| Required task |
Take the entries below and reproduce them word for word.

| Input data |
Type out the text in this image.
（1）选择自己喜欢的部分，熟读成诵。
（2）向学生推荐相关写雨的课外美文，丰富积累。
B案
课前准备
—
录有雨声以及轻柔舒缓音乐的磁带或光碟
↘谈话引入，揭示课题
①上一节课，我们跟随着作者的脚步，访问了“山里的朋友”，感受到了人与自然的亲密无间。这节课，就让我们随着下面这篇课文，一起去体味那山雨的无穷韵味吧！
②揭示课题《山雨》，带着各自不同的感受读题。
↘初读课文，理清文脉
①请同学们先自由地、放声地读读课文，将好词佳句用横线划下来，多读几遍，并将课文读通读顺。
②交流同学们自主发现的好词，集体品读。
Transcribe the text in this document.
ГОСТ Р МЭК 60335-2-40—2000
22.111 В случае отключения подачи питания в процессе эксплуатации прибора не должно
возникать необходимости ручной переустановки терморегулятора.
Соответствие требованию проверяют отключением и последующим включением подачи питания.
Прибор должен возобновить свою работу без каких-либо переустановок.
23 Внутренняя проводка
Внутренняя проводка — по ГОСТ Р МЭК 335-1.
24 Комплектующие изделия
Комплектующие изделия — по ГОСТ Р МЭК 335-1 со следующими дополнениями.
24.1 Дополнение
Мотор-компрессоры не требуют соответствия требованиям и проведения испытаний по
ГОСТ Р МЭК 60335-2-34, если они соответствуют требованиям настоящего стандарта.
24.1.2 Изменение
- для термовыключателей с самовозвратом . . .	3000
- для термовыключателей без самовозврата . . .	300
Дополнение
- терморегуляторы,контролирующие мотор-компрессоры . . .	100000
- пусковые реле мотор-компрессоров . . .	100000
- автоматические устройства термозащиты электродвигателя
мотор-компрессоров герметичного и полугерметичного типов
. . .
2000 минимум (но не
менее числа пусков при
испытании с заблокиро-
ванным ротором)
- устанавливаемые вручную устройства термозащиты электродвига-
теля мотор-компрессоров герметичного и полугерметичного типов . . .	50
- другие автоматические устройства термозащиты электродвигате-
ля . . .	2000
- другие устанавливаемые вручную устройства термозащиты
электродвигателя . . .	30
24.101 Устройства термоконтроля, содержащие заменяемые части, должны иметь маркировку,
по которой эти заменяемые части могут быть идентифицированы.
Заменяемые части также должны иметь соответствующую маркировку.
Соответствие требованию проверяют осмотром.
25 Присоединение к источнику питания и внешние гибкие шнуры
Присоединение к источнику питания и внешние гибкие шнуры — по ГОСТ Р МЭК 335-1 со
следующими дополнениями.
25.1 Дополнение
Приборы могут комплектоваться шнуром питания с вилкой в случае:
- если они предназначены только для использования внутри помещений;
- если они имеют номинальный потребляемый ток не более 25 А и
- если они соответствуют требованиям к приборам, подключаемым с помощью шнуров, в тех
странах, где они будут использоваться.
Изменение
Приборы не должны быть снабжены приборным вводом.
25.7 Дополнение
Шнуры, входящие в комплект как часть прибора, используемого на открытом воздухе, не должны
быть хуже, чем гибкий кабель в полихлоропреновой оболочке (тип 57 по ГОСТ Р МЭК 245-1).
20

| Result below |
Type out the text in this image.
（1）选择自己喜欢的部分，熟读成诵。
（2）向学生推荐相关写雨的课外美文，丰富积累。
B案
课前准备
—
录有雨声以及轻柔舒缓音乐的磁带或光碟
↘谈话引入，揭示课题
①上一节课，我们跟随着作者的脚步，访问了“山里的朋友”，感受到了人与自然的亲密无间。这节课，就让我们随着下面这篇课文，一起去体味那山雨的无穷韵味吧！
②揭示课题《山雨》，带着各自不同的感受读题。
↘初读课文，理清文脉
①请同学们先自由地、放声地读读课文，将好词佳句用横线划下来，多读几遍，并将课文读通读顺。
②交流同学们自主发现的好词，集体品读。
Transcribe the text in this document.
ГОСТ Р МЭК 60335-2-40—2000
22.111 В случае отключения подачи питания в процессе эксплуатации прибора не должно
возникать необходимости ручной переустановки терморегулятора.
Соответствие требованию проверяют отключением и последующим включением подачи питания.
Прибор должен возобновить свою работу без каких-либо переустановок.
23 Внутренняя проводка
Внутренняя проводка — по ГОСТ Р МЭК 335-1.
24 Комплектующие изделия
Комплектующие изделия — по ГОСТ Р МЭК 335-1 со следующими дополнениями.
24.1 Дополнение
Мотор-компрессоры не требуют соответствия требованиям и проведения испытаний по
ГОСТ Р МЭК 60335-2-34, если они соответствуют требованиям настоящего стандарта.
24.1.2 Изменение
- для термовыключателей с самовозвратом . . .	3000
- для термовыключателей без самовозврата . . .	300
Дополнение
- терморегуляторы,контролирующие мотор-компрессоры . . .	100000
- пусковые реле мотор-компрессоров . . .	100000
- автоматические устройства термозащиты электродвигателя
мотор-компрессоров герметичного и полугерметичного типов
. . .
2000 минимум (но не
менее числа пусков при
испытании с заблокиро-
ванным ротором)
- устанавливаемые вручную устройства термозащиты электродвига-
теля мотор-компрессоров герметичного и полугерметичного типов . . .	50
- другие автоматические устройства термозащиты электродвигате-
ля . . .	2000
- другие устанавливаемые вручную устройства термозащиты
электродвигателя . . .	30
24.101 Устройства термоконтроля, содержащие заменяемые части, должны иметь маркировку,
по которой эти заменяемые части могут быть идентифицированы.
Заменяемые части также должны иметь соответствующую маркировку.
Соответствие требованию проверяют осмотром.
25 Присоединение к источнику питания и внешние гибкие шнуры
Присоединение к источнику питания и внешние гибкие шнуры — по ГОСТ Р МЭК 335-1 со
следующими дополнениями.
25.1 Дополнение
Приборы могут комплектоваться шнуром питания с вилкой в случае:
- если они предназначены только для использования внутри помещений;
- если они имеют номинальный потребляемый ток не более 25 А и
- если они соответствуют требованиям к приборам, подключаемым с помощью шнуров, в тех
странах, где они будут использоваться.
Изменение
Приборы не должны быть снабжены приборным вводом.
25.7 Дополнение
Шнуры, входящие в комплект как часть прибора, используемого на открытом воздухе, не должны
быть хуже, чем гибкий кабель в полихлоропреновой оболочке (тип 57 по ГОСТ Р МЭК 245-1).
20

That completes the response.